● Prompt: Below is a block of records; reproduce all of them exactly and leave out any pictures.

[BEGIN Working data]

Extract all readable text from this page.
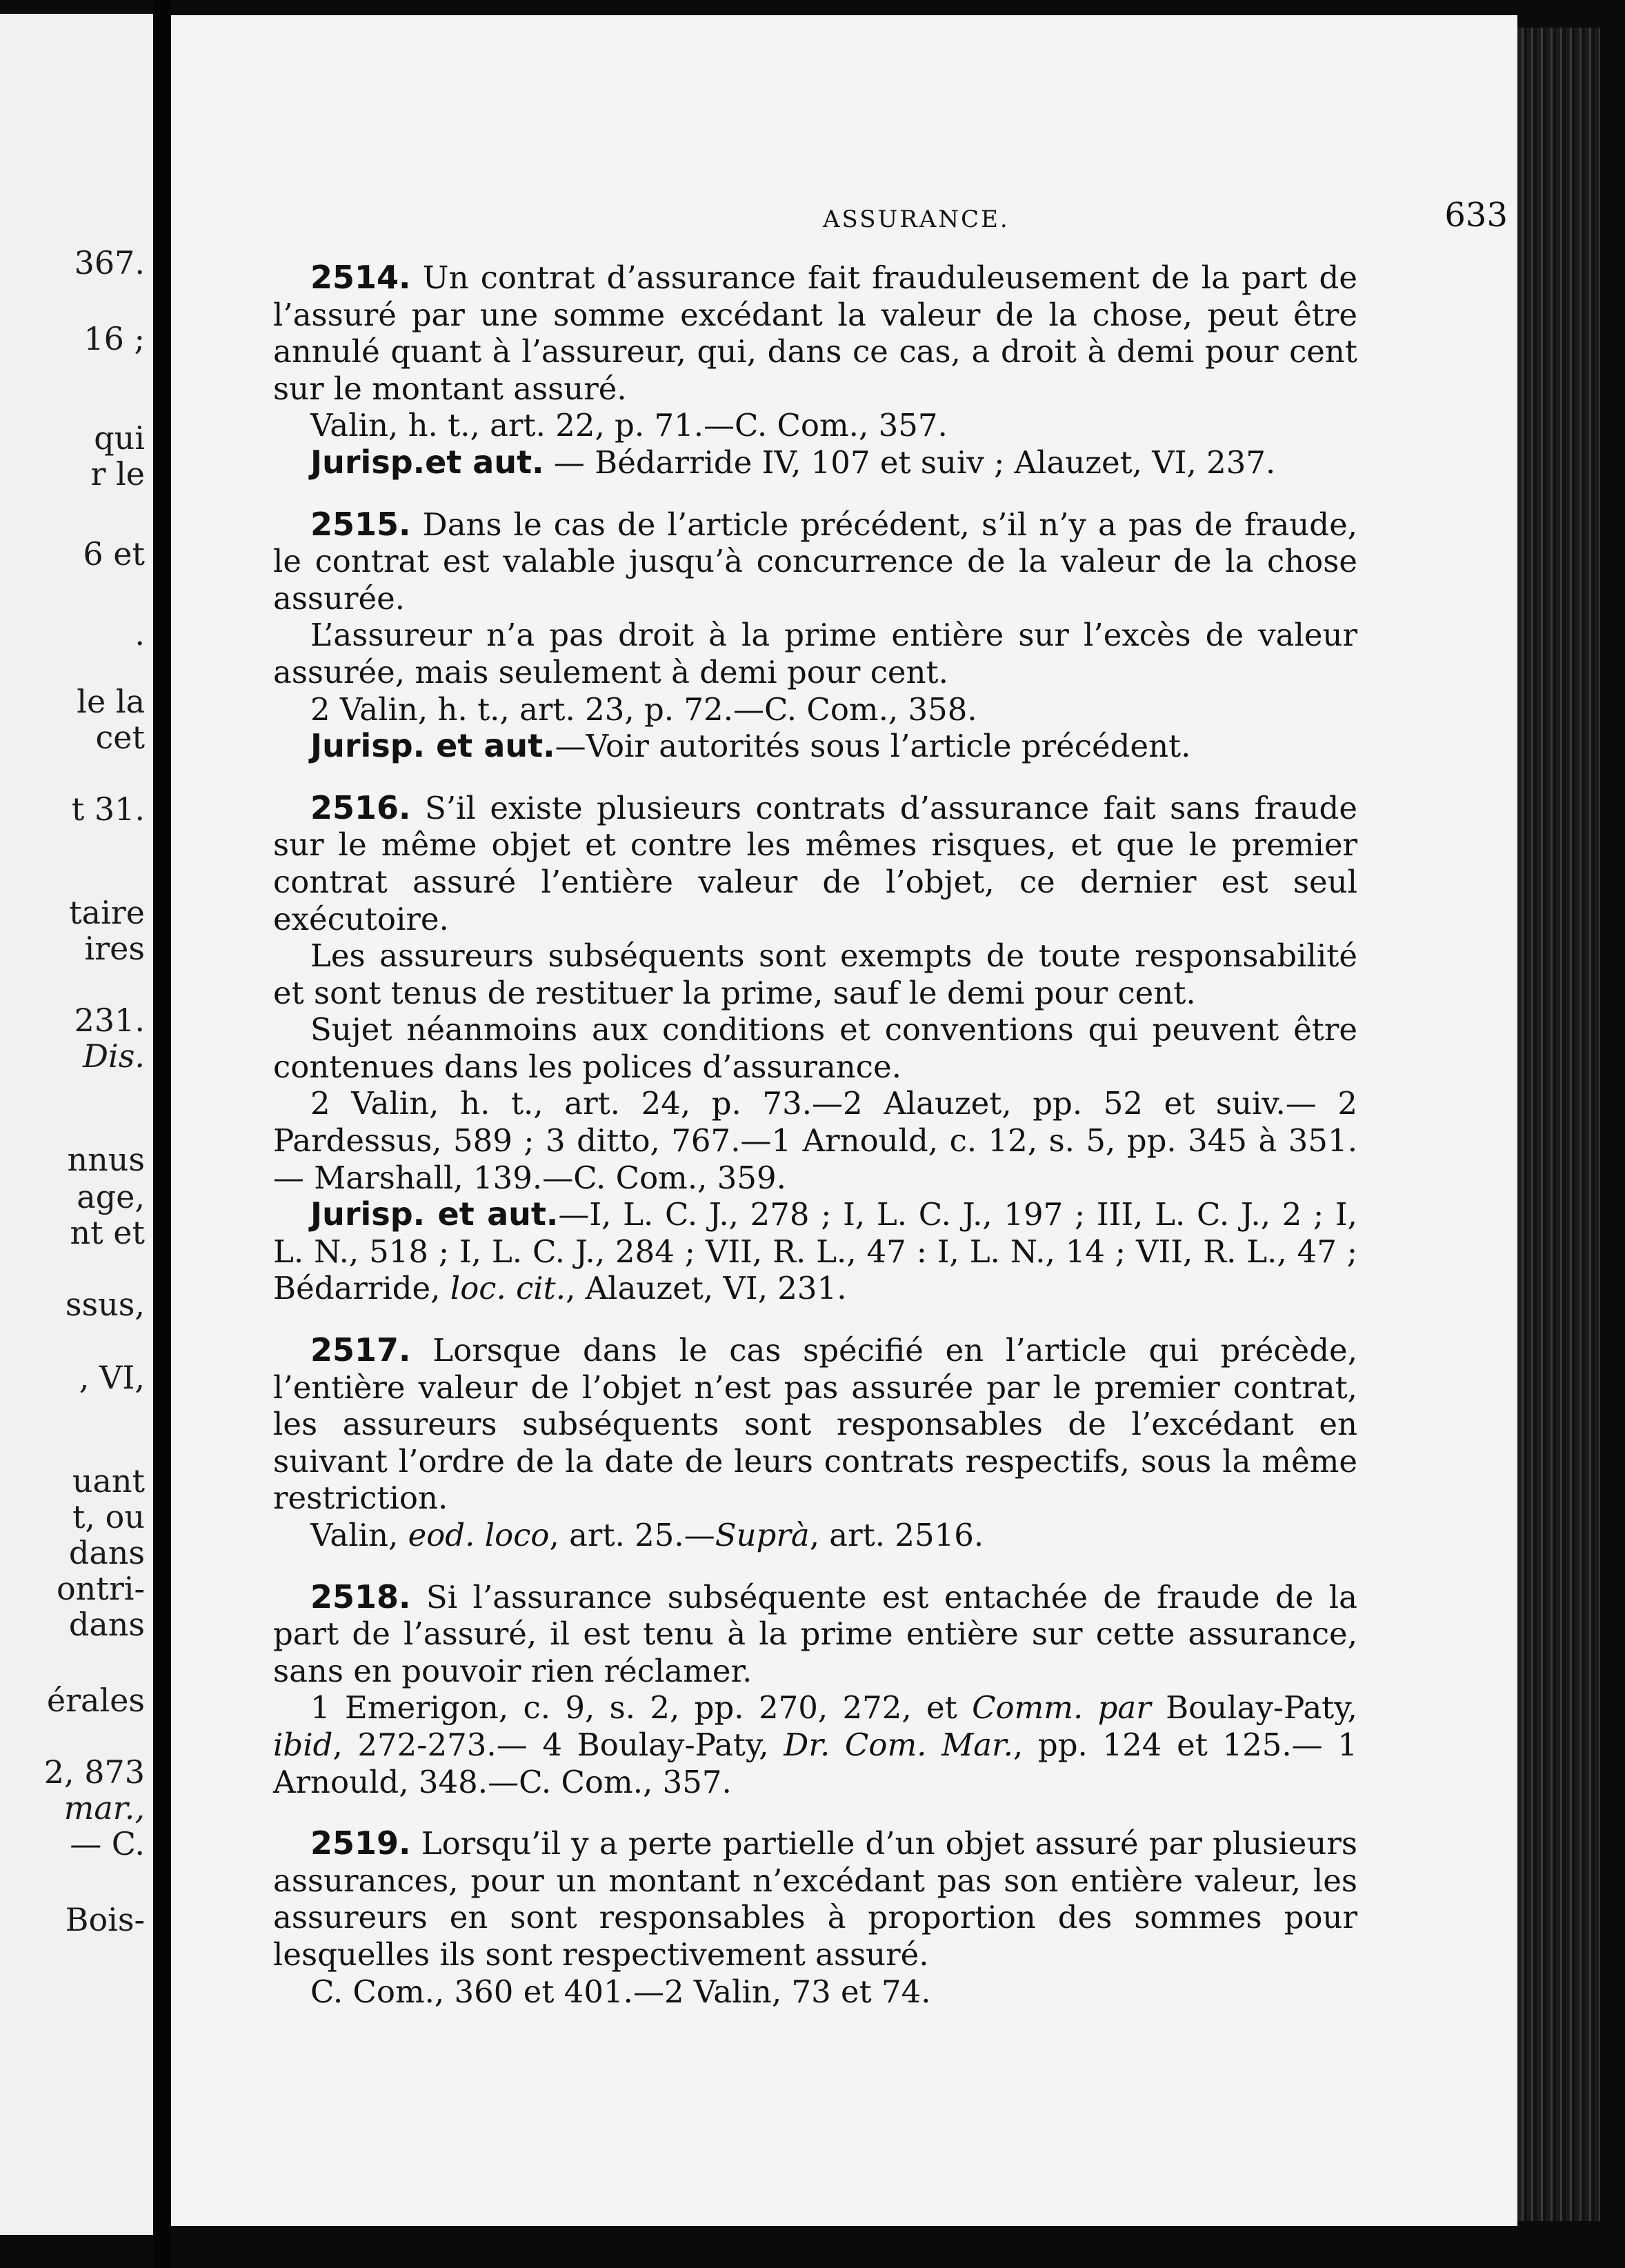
367.
16 ;
qui
r le
6 et
.
le la
cet
t 31.
taire
ires
231.
Dis.
nnus
age,
nt et
ssus,
, VI,
uant
t, ou
dans
ontri-
dans
érales
2, 873
mar.,
— C.
Bois-
ASSURANCE.	633

2514. Un contrat d’assurance fait frauduleusement de la part de l’assuré par une somme excédant la valeur de la chose, peut être annulé quant à l’assureur, qui, dans ce cas, a droit à demi pour cent sur le montant assuré.

Valin, h. t., art. 22, p. 71.—C. Com., 357.

Jurisp.et aut. — Bédarride IV, 107 et suiv ; Alauzet, VI, 237.

2515. Dans le cas de l’article précédent, s’il n’y a pas de fraude, le contrat est valable jusqu’à concurrence de la valeur de la chose assurée.

L’assureur n’a pas droit à la prime entière sur l’excès de valeur assurée, mais seulement à demi pour cent.

2 Valin, h. t., art. 23, p. 72.—C. Com., 358.

Jurisp. et aut.—Voir autorités sous l’article précédent.

2516. S’il existe plusieurs contrats d’assurance fait sans fraude sur le même objet et contre les mêmes risques, et que le premier contrat assuré l’entière valeur de l’objet, ce dernier est seul exécutoire.

Les assureurs subséquents sont exempts de toute responsabilité et sont tenus de restituer la prime, sauf le demi pour cent.

Sujet néanmoins aux conditions et conventions qui peuvent être contenues dans les polices d’assurance.

2 Valin, h. t., art. 24, p. 73.—2 Alauzet, pp. 52 et suiv.— 2 Pardessus, 589 ; 3 ditto, 767.—1 Arnould, c. 12, s. 5, pp. 345 à 351.— Marshall, 139.—C. Com., 359.

Jurisp. et aut.—I, L. C. J., 278 ; I, L. C. J., 197 ; III, L. C. J., 2 ; I, L. N., 518 ; I, L. C. J., 284 ; VII, R. L., 47 : I, L. N., 14 ; VII, R. L., 47 ; Bédarride, loc. cit., Alauzet, VI, 231.

2517. Lorsque dans le cas spécifié en l’article qui précède, l’entière valeur de l’objet n’est pas assurée par le premier contrat, les assureurs subséquents sont responsables de l’excédant en suivant l’ordre de la date de leurs contrats respectifs, sous la même restriction.

Valin, eod. loco, art. 25.—Suprà, art. 2516.

2518. Si l’assurance subséquente est entachée de fraude de la part de l’assuré, il est tenu à la prime entière sur cette assurance, sans en pouvoir rien réclamer.

1 Emerigon, c. 9, s. 2, pp. 270, 272, et Comm. par Boulay-Paty, ibid, 272-273.— 4 Boulay-Paty, Dr. Com. Mar., pp. 124 et 125.— 1 Arnould, 348.—C. Com., 357.

2519. Lorsqu’il y a perte partielle d’un objet assuré par plusieurs assurances, pour un montant n’excédant pas son entière valeur, les assureurs en sont responsables à proportion des sommes pour lesquelles ils sont respectivement assuré.

C. Com., 360 et 401.—2 Valin, 73 et 74.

[END Working data]

● Answer for the task:
Extract all readable text from this page.
367.
16 ;
qui
r le
6 et
.
le la
cet
t 31.
taire
ires
231.
Dis.
nnus
age,
nt et
ssus,
, VI,
uant
t, ou
dans
ontri-
dans
érales
2, 873
mar.,
— C.
Bois-
ASSURANCE.	633

2514. Un contrat d’assurance fait frauduleusement de la part de l’assuré par une somme excédant la valeur de la chose, peut être annulé quant à l’assureur, qui, dans ce cas, a droit à demi pour cent sur le montant assuré.

Valin, h. t., art. 22, p. 71.—C. Com., 357.

Jurisp.et aut. — Bédarride IV, 107 et suiv ; Alauzet, VI, 237.

2515. Dans le cas de l’article précédent, s’il n’y a pas de fraude, le contrat est valable jusqu’à concurrence de la valeur de la chose assurée.

L’assureur n’a pas droit à la prime entière sur l’excès de valeur assurée, mais seulement à demi pour cent.

2 Valin, h. t., art. 23, p. 72.—C. Com., 358.

Jurisp. et aut.—Voir autorités sous l’article précédent.

2516. S’il existe plusieurs contrats d’assurance fait sans fraude sur le même objet et contre les mêmes risques, et que le premier contrat assuré l’entière valeur de l’objet, ce dernier est seul exécutoire.

Les assureurs subséquents sont exempts de toute responsabilité et sont tenus de restituer la prime, sauf le demi pour cent.

Sujet néanmoins aux conditions et conventions qui peuvent être contenues dans les polices d’assurance.

2 Valin, h. t., art. 24, p. 73.—2 Alauzet, pp. 52 et suiv.— 2 Pardessus, 589 ; 3 ditto, 767.—1 Arnould, c. 12, s. 5, pp. 345 à 351.— Marshall, 139.—C. Com., 359.

Jurisp. et aut.—I, L. C. J., 278 ; I, L. C. J., 197 ; III, L. C. J., 2 ; I, L. N., 518 ; I, L. C. J., 284 ; VII, R. L., 47 : I, L. N., 14 ; VII, R. L., 47 ; Bédarride, loc. cit., Alauzet, VI, 231.

2517. Lorsque dans le cas spécifié en l’article qui précède, l’entière valeur de l’objet n’est pas assurée par le premier contrat, les assureurs subséquents sont responsables de l’excédant en suivant l’ordre de la date de leurs contrats respectifs, sous la même restriction.

Valin, eod. loco, art. 25.—Suprà, art. 2516.

2518. Si l’assurance subséquente est entachée de fraude de la part de l’assuré, il est tenu à la prime entière sur cette assurance, sans en pouvoir rien réclamer.

1 Emerigon, c. 9, s. 2, pp. 270, 272, et Comm. par Boulay-Paty, ibid, 272-273.— 4 Boulay-Paty, Dr. Com. Mar., pp. 124 et 125.— 1 Arnould, 348.—C. Com., 357.

2519. Lorsqu’il y a perte partielle d’un objet assuré par plusieurs assurances, pour un montant n’excédant pas son entière valeur, les assureurs en sont responsables à proportion des sommes pour lesquelles ils sont respectivement assuré.

C. Com., 360 et 401.—2 Valin, 73 et 74.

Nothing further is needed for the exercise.